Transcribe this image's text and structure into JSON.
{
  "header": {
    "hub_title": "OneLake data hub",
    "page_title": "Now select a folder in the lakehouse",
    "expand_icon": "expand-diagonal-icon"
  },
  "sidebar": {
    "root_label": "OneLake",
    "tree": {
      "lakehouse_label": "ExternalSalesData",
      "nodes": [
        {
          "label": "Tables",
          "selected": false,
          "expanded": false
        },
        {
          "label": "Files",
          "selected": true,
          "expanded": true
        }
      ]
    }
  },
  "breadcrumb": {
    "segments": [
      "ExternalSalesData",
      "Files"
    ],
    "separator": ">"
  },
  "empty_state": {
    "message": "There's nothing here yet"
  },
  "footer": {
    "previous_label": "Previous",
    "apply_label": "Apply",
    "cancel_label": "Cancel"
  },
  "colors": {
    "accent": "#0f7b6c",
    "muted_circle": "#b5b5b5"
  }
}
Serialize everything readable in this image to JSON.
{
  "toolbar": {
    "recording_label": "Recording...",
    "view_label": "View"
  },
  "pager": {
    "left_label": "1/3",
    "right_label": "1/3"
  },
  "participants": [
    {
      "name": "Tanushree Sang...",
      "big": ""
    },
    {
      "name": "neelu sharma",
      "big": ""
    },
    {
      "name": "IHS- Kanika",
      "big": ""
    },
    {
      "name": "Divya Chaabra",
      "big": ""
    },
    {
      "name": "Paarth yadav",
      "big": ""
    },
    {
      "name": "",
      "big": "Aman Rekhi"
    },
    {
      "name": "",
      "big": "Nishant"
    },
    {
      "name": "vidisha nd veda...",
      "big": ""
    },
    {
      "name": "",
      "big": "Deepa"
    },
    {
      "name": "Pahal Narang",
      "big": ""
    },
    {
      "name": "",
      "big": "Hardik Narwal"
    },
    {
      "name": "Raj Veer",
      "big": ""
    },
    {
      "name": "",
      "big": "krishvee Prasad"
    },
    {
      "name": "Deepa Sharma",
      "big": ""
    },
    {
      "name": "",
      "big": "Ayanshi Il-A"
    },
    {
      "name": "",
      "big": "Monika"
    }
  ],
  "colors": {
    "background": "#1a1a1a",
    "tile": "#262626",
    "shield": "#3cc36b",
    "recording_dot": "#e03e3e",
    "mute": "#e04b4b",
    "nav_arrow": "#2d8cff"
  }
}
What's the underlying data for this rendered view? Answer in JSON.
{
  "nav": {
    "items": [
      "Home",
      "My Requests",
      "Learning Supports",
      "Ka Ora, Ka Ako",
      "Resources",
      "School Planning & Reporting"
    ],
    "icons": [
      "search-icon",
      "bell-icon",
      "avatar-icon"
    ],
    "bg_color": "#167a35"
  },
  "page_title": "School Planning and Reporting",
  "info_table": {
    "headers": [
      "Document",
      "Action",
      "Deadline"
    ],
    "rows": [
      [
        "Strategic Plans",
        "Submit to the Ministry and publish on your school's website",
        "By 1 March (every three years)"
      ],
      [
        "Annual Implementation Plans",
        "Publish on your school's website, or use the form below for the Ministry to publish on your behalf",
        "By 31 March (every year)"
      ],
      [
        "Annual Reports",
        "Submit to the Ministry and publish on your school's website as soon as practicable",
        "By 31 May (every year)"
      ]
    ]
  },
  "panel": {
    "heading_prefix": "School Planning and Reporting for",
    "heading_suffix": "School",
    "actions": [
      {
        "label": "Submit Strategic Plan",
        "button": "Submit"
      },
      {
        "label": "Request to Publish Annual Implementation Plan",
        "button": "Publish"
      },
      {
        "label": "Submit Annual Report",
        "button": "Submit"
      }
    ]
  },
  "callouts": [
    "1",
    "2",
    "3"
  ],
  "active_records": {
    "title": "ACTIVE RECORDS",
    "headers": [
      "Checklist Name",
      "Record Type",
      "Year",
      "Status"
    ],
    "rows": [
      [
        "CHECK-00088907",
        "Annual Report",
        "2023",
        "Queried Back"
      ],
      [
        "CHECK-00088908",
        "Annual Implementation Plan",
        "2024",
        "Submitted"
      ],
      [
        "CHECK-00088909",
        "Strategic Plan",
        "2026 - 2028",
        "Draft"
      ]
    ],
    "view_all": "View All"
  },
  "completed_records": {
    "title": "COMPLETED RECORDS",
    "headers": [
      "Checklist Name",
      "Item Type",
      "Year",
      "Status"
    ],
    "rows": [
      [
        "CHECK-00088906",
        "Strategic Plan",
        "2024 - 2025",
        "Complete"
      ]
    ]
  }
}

=-=-=-=-=

• **GIVEN EXERCISE**: Would you copy out each line exactly as written?

• **EXERCISE ANSWER**:
Transcribe this image's text and structure into JSON.
{
  "header": {
    "hub_title": "OneLake data hub",
    "page_title": "Now select a folder in the lakehouse",
    "expand_icon": "expand-diagonal-icon"
  },
  "sidebar": {
    "root_label": "OneLake",
    "tree": {
      "lakehouse_label": "ExternalSalesData",
      "nodes": [
        {
          "label": "Tables",
          "selected": false,
          "expanded": false
        },
        {
          "label": "Files",
          "selected": true,
          "expanded": true
        }
      ]
    }
  },
  "breadcrumb": {
    "segments": [
      "ExternalSalesData",
      "Files"
    ],
    "separator": ">"
  },
  "empty_state": {
    "message": "There's nothing here yet"
  },
  "footer": {
    "previous_label": "Previous",
    "apply_label": "Apply",
    "cancel_label": "Cancel"
  },
  "colors": {
    "accent": "#0f7b6c",
    "muted_circle": "#b5b5b5"
  }
}
Serialize everything readable in this image to JSON.
{
  "toolbar": {
    "recording_label": "Recording...",
    "view_label": "View"
  },
  "pager": {
    "left_label": "1/3",
    "right_label": "1/3"
  },
  "participants": [
    {
      "name": "Tanushree Sang...",
      "big": ""
    },
    {
      "name": "neelu sharma",
      "big": ""
    },
    {
      "name": "IHS- Kanika",
      "big": ""
    },
    {
      "name": "Divya Chaabra",
      "big": ""
    },
    {
      "name": "Paarth yadav",
      "big": ""
    },
    {
      "name": "",
      "big": "Aman Rekhi"
    },
    {
      "name": "",
      "big": "Nishant"
    },
    {
      "name": "vidisha nd veda...",
      "big": ""
    },
    {
      "name": "",
      "big": "Deepa"
    },
    {
      "name": "Pahal Narang",
      "big": ""
    },
    {
      "name": "",
      "big": "Hardik Narwal"
    },
    {
      "name": "Raj Veer",
      "big": ""
    },
    {
      "name": "",
      "big": "krishvee Prasad"
    },
    {
      "name": "Deepa Sharma",
      "big": ""
    },
    {
      "name": "",
      "big": "Ayanshi Il-A"
    },
    {
      "name": "",
      "big": "Monika"
    }
  ],
  "colors": {
    "background": "#1a1a1a",
    "tile": "#262626",
    "shield": "#3cc36b",
    "recording_dot": "#e03e3e",
    "mute": "#e04b4b",
    "nav_arrow": "#2d8cff"
  }
}
What's the underlying data for this rendered view? Answer in JSON.
{
  "nav": {
    "items": [
      "Home",
      "My Requests",
      "Learning Supports",
      "Ka Ora, Ka Ako",
      "Resources",
      "School Planning & Reporting"
    ],
    "icons": [
      "search-icon",
      "bell-icon",
      "avatar-icon"
    ],
    "bg_color": "#167a35"
  },
  "page_title": "School Planning and Reporting",
  "info_table": {
    "headers": [
      "Document",
      "Action",
      "Deadline"
    ],
    "rows": [
      [
        "Strategic Plans",
        "Submit to the Ministry and publish on your school's website",
        "By 1 March (every three years)"
      ],
      [
        "Annual Implementation Plans",
        "Publish on your school's website, or use the form below for the Ministry to publish on your behalf",
        "By 31 March (every year)"
      ],
      [
        "Annual Reports",
        "Submit to the Ministry and publish on your school's website as soon as practicable",
        "By 31 May (every year)"
      ]
    ]
  },
  "panel": {
    "heading_prefix": "School Planning and Reporting for",
    "heading_suffix": "School",
    "actions": [
      {
        "label": "Submit Strategic Plan",
        "button": "Submit"
      },
      {
        "label": "Request to Publish Annual Implementation Plan",
        "button": "Publish"
      },
      {
        "label": "Submit Annual Report",
        "button": "Submit"
      }
    ]
  },
  "callouts": [
    "1",
    "2",
    "3"
  ],
  "active_records": {
    "title": "ACTIVE RECORDS",
    "headers": [
      "Checklist Name",
      "Record Type",
      "Year",
      "Status"
    ],
    "rows": [
      [
        "CHECK-00088907",
        "Annual Report",
        "2023",
        "Queried Back"
      ],
      [
        "CHECK-00088908",
        "Annual Implementation Plan",
        "2024",
        "Submitted"
      ],
      [
        "CHECK-00088909",
        "Strategic Plan",
        "2026 - 2028",
        "Draft"
      ]
    ],
    "view_all": "View All"
  },
  "completed_records": {
    "title": "COMPLETED RECORDS",
    "headers": [
      "Checklist Name",
      "Item Type",
      "Year",
      "Status"
    ],
    "rows": [
      [
        "CHECK-00088906",
        "Strategic Plan",
        "2024 - 2025",
        "Complete"
      ]
    ]
  }
}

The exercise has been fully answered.